**EXERCISE SET**.
- A) Could you switch "kid" to "student" and give the recap again, starting at "Back at prison, Horshack" and ending at "in the experiment."?
- B) What do these questions about the recap have as their answers?
(i) What location does Horshack give for the bomb?
(ii) How many hours are left in the experiment when he gives it up?
(iii) What time does the hallway clock strike that evening?
- C) Which individual characters are named in the recap?

**PROVIDED PASSAGE**.
Moments later, the prisoners' cafeteria party is rudely interrupted by a highly irate Rafe with not-so-irate guards in tow. When he rhetorically asks (and based on what he can see on the table I have to assume it was rhetorical) what the hell they are doing, Logan (in typical Logan fashion) snarks that they are getting a head start on the Freshman 15. The fact that it's royally pissing Rafe off is just a nice bonus. The prisoners realize that the jig is up and morosely head back to prison. Rafe takes a moment to berate Wallace and the other guard for letting it happen and for being the reason they are probably going to lose the game. Wallace doesn't look very crushed.
Back at prison, Horshack is having trouble peeing again and Rafe is literally all over the kid yelling at him, provoking him, humiliating him. After two days of abusing this kid non-stop, he's pretty much got the routine down to an ugly science. Suddenly, poor Horshack can take no more and he tearfully tells Rafe the location of the bomb: 114th and Jamestown. (Wink!) The other prisoners go a little bananas that he's finally caved when there are only ten hours left in the experiment.
Dr. Kinny arrives with his T.A. in tow at Rafes request. Rafe informs him that they've managed to retrieve the information on the bomb's location and relays the 114th and Jamestown address. Dr. Kinny shakes Rafe's hand and congratulates him on getting false information. Score one for Logan's team! Booyah! At a loss for anything else to do to vent his frustration, Rafe sends Horshack back to solitary. He tells Logan that although he can't prove it, he knows that Logan did this. Logan's shit eating grin is all the confirmation you're gonna get on that point, boyo. You know why? Because Logan Echolls is smarter than you. See how well he meshes with the Mars family??
That evening as the hallway clock strikes 6:02 the prisoners rejoice that they have beaten the guards in this little experiment and will not be suffering through a ten or twenty page research paper come end of term. Out of curiosity, Wallace asks Omar to tell him the address, you know, now that everything's over. Logan seems to realize that something's amiss and tries to warn Omar to hold his toungue, but it's too late - Omar blurts the address out to the guards as Dr. Kinny rounds the corner.

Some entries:

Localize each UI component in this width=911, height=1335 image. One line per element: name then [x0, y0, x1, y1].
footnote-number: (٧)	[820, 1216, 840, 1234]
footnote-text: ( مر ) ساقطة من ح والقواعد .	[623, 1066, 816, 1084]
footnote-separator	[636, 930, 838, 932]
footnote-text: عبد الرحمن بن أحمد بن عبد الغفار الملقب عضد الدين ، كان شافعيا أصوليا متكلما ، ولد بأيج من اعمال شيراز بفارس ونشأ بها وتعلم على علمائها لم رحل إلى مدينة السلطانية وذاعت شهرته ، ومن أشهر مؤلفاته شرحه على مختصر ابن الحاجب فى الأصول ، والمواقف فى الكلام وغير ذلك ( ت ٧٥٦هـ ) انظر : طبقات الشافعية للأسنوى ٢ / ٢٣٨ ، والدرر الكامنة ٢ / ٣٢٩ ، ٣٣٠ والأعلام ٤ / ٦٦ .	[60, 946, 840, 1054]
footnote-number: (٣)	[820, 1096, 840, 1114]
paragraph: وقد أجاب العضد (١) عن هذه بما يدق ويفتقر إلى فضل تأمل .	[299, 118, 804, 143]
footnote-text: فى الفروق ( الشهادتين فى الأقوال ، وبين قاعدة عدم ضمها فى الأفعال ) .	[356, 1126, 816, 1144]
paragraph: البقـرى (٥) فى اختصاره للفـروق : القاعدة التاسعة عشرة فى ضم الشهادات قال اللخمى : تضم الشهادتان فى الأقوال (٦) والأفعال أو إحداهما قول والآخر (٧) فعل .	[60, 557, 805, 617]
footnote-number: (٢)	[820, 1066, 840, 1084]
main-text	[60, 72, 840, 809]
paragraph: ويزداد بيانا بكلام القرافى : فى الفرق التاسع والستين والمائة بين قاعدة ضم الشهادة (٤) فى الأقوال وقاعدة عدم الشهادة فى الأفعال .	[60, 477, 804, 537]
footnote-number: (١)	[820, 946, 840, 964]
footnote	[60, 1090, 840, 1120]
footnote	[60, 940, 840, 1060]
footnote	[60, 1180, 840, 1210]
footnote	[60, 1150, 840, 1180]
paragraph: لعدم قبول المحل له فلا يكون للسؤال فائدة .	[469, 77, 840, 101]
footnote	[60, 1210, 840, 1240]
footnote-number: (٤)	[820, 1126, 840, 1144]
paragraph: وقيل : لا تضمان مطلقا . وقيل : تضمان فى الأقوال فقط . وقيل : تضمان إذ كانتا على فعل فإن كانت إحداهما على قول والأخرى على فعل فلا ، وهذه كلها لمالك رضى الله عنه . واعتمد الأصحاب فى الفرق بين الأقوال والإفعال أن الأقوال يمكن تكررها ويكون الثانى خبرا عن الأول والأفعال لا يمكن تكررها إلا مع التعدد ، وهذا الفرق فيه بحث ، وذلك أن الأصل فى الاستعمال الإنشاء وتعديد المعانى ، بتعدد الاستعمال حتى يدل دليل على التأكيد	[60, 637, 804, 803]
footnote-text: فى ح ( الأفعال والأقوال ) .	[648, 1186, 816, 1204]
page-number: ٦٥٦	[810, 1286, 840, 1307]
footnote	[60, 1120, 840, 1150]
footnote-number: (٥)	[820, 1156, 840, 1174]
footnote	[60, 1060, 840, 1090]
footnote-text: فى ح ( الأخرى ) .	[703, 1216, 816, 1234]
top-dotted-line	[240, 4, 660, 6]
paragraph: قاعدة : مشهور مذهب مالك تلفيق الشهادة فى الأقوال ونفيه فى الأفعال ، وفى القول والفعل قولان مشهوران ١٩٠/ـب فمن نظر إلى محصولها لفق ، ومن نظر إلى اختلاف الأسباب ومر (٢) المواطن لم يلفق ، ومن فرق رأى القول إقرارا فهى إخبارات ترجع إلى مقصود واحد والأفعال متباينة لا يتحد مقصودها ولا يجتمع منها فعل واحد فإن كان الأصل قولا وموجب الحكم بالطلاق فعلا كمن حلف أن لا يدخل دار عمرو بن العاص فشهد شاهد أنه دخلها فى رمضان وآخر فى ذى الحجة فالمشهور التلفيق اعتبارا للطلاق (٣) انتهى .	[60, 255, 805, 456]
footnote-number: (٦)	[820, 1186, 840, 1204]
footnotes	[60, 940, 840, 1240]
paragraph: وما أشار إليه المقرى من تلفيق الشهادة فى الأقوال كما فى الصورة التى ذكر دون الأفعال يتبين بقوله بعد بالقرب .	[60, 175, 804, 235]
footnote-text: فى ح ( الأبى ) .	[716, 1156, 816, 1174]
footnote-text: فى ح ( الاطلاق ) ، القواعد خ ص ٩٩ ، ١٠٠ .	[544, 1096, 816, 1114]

**ANSWER LIST**.
- A)
Back at prison, Horshack is having trouble peeing again and Rafe is literally all over the student yelling at him, provoking him, humiliating him. After two days of abusing this student non-stop, he's pretty much got the routine down to an ugly science. Suddenly, poor Horshack can take no more and he tearfully tells Rafe the location of the bomb: 114th and Jamestown. (Wink!) The other prisoners go a little bananas that he's finally caved when there are only ten hours left in the experiment.

- B)
(i) 114th and Jamestown
(ii) Ten hours
(iii) 6:02

- C) Rafe, Logan (Logan Echolls), Wallace, Horshack, Dr. Kinny, Omar